Find each line with the word "района" and say how many there are, nothing else.

## Dataset
-------------------------

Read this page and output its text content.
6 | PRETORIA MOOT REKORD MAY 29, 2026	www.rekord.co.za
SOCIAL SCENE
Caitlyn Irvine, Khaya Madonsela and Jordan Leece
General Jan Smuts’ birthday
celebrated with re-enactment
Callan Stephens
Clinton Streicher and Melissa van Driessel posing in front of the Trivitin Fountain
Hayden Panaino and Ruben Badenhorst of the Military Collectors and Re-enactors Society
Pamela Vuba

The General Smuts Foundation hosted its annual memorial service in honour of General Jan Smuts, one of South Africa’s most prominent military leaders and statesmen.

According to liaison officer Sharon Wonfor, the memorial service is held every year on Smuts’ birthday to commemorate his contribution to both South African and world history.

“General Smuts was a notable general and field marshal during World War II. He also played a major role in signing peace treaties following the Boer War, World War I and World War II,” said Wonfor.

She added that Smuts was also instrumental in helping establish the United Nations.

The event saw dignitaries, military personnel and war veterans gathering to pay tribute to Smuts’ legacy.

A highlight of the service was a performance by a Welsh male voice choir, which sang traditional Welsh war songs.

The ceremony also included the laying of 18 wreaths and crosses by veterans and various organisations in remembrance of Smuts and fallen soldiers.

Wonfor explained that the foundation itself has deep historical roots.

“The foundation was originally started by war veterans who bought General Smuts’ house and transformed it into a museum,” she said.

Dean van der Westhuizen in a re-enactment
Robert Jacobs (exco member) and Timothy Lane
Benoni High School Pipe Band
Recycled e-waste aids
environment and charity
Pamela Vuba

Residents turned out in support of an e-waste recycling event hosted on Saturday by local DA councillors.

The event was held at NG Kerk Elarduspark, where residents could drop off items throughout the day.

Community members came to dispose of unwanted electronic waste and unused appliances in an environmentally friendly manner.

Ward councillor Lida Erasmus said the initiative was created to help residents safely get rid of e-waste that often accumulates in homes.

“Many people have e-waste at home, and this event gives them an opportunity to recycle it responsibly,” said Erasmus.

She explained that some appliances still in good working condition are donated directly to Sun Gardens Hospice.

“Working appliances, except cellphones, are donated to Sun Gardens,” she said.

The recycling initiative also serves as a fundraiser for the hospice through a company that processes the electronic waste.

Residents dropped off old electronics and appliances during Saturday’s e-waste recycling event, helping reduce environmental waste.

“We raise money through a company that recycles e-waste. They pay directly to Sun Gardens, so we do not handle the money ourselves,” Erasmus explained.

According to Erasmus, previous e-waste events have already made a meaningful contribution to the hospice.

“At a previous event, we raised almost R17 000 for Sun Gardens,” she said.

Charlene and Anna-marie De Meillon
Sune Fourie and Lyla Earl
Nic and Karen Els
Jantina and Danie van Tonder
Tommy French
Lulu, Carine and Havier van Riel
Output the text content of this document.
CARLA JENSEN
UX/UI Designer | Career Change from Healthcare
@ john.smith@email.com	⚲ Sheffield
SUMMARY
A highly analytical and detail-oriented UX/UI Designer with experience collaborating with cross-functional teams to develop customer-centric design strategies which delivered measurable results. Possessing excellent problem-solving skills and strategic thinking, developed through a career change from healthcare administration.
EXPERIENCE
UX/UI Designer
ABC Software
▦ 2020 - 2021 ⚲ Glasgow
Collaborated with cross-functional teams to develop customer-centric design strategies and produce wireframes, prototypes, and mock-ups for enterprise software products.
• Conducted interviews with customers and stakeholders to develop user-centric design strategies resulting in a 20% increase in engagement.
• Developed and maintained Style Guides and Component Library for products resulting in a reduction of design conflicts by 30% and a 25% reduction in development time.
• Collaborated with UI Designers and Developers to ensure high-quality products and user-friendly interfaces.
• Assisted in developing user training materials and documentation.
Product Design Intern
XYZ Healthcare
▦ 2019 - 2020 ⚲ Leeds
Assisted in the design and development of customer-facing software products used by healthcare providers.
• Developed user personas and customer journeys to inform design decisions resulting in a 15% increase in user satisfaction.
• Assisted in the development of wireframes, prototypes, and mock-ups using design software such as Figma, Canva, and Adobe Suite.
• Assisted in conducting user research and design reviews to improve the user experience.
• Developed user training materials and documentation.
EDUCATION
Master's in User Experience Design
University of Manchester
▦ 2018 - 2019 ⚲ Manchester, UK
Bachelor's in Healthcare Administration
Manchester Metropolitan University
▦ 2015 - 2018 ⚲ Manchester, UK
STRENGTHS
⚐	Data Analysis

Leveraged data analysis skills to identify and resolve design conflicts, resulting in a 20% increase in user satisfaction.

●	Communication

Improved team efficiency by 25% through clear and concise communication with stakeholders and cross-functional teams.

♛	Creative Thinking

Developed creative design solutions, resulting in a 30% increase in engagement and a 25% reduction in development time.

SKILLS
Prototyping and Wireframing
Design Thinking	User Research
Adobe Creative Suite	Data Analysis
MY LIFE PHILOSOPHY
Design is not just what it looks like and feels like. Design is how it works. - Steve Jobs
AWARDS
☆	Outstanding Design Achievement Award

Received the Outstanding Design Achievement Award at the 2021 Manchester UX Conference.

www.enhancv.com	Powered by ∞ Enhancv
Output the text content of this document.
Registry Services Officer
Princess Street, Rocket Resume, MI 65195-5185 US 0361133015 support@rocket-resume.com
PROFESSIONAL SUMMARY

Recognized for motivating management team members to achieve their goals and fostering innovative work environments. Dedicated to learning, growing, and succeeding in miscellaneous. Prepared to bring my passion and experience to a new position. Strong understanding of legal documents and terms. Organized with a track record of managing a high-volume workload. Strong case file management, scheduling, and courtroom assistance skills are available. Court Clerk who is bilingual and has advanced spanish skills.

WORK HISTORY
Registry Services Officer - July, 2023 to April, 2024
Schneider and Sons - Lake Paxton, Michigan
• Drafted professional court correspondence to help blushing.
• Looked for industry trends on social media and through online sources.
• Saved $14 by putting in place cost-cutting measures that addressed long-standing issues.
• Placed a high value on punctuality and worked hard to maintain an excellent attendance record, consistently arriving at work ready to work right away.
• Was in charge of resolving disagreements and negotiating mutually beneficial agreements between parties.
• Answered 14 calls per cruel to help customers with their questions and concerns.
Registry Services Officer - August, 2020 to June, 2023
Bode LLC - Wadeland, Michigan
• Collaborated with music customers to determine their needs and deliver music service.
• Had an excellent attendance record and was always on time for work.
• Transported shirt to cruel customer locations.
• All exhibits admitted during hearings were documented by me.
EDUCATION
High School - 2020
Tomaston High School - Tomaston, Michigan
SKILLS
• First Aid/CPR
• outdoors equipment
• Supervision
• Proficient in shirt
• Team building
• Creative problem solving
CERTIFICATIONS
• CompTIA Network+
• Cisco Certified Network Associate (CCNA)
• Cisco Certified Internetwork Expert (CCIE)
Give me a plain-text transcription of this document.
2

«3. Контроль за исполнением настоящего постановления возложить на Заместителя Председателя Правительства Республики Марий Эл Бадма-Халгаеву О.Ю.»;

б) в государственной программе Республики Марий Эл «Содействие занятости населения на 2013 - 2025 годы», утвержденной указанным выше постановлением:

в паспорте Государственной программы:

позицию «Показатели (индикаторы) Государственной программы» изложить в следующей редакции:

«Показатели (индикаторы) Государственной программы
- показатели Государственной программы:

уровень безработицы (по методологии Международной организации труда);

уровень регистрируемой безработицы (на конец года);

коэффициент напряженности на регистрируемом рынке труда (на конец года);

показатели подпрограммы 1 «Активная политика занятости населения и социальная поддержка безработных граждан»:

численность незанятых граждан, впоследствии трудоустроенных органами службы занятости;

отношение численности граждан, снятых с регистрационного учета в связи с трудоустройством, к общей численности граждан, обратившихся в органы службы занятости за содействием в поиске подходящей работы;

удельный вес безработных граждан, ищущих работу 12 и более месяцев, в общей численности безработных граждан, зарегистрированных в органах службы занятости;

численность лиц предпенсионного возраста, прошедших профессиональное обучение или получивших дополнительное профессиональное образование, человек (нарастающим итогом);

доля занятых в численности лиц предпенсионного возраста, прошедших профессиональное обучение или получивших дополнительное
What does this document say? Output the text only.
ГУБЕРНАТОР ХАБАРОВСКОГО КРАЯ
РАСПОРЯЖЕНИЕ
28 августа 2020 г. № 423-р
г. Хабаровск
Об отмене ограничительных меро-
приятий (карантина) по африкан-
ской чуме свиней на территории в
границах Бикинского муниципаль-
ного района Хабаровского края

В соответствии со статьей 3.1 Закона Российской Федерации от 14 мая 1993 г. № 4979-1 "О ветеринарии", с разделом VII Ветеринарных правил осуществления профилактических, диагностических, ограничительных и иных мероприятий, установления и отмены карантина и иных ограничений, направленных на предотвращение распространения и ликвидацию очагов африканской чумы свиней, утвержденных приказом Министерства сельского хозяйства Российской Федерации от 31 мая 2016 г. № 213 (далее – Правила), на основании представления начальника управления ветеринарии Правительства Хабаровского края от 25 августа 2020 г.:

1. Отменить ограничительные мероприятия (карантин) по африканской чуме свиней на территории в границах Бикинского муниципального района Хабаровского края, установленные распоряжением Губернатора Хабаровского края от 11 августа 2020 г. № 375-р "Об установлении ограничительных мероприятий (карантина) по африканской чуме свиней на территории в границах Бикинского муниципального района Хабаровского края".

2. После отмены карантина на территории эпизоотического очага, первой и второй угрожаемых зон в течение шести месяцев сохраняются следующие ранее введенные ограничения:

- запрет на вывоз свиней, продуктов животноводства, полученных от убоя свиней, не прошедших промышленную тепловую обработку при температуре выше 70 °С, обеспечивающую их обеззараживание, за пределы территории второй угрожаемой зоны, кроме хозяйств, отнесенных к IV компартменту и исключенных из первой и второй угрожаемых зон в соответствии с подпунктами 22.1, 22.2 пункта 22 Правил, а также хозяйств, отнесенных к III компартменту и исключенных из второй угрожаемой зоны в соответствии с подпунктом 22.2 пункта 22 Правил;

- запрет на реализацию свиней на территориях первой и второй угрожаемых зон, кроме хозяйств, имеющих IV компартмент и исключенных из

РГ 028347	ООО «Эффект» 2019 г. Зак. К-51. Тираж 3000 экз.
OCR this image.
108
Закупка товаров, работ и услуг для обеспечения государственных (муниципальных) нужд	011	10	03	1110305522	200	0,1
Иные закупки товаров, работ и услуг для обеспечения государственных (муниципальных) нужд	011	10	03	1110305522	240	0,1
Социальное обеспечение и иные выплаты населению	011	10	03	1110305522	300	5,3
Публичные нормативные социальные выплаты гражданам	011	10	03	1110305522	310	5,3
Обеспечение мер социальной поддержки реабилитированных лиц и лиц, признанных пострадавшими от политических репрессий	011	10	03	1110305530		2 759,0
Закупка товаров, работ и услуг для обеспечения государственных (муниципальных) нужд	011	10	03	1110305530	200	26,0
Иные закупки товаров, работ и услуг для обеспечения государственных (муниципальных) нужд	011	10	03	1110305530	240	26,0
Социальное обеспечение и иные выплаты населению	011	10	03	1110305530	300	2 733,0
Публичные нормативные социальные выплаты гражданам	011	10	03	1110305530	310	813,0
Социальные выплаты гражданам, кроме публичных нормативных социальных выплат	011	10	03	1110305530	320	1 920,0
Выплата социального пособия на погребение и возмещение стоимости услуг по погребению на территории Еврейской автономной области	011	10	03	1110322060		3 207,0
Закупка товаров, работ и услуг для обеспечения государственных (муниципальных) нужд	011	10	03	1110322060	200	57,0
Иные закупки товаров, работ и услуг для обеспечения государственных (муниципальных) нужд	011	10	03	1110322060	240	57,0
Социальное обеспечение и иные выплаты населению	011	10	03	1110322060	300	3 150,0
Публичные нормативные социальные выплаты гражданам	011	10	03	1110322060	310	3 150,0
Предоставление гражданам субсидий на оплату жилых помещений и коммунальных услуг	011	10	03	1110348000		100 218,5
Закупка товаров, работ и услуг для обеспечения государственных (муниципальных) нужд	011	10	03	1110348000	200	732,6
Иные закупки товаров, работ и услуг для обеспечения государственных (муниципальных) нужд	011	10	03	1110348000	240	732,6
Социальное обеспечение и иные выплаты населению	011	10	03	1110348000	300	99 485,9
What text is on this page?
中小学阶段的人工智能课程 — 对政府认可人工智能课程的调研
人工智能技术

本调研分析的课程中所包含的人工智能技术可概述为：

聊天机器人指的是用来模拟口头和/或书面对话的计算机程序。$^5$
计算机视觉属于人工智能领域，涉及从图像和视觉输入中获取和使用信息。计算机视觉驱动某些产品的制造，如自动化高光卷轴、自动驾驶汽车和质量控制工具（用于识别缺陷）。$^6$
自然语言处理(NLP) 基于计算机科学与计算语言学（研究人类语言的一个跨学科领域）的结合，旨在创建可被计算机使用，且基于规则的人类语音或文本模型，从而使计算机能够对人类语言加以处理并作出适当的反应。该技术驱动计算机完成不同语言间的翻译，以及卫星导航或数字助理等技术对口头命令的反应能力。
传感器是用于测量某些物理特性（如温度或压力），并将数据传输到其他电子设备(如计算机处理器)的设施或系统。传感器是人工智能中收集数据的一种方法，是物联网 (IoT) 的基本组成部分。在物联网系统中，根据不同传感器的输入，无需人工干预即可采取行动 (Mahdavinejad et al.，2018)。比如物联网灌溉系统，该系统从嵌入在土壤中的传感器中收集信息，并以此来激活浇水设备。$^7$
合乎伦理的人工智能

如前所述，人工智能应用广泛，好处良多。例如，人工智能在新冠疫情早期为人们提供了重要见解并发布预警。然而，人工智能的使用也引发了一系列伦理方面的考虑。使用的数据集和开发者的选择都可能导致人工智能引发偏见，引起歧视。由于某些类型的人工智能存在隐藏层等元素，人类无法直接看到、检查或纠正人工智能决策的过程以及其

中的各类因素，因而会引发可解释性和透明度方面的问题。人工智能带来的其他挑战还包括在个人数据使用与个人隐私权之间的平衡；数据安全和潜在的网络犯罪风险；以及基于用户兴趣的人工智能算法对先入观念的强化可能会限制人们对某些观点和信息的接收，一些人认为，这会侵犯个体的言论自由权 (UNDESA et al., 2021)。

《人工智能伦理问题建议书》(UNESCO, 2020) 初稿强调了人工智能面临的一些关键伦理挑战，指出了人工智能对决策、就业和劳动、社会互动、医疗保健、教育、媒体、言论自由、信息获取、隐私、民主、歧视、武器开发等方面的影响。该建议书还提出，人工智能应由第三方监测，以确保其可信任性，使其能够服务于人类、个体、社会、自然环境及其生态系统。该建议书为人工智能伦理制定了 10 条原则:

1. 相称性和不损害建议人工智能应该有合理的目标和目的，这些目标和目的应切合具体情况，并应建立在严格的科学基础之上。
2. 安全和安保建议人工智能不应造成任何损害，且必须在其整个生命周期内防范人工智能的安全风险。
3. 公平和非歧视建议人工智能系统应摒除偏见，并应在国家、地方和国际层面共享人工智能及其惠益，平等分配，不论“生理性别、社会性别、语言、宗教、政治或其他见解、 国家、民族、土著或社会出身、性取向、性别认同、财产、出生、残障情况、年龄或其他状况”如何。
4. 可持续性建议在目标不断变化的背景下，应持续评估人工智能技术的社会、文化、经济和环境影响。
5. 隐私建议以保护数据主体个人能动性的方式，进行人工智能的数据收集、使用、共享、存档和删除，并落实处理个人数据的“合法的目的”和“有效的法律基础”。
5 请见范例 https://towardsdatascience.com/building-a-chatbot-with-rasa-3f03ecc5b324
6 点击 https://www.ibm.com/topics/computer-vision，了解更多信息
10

-------------------------

## Task output
2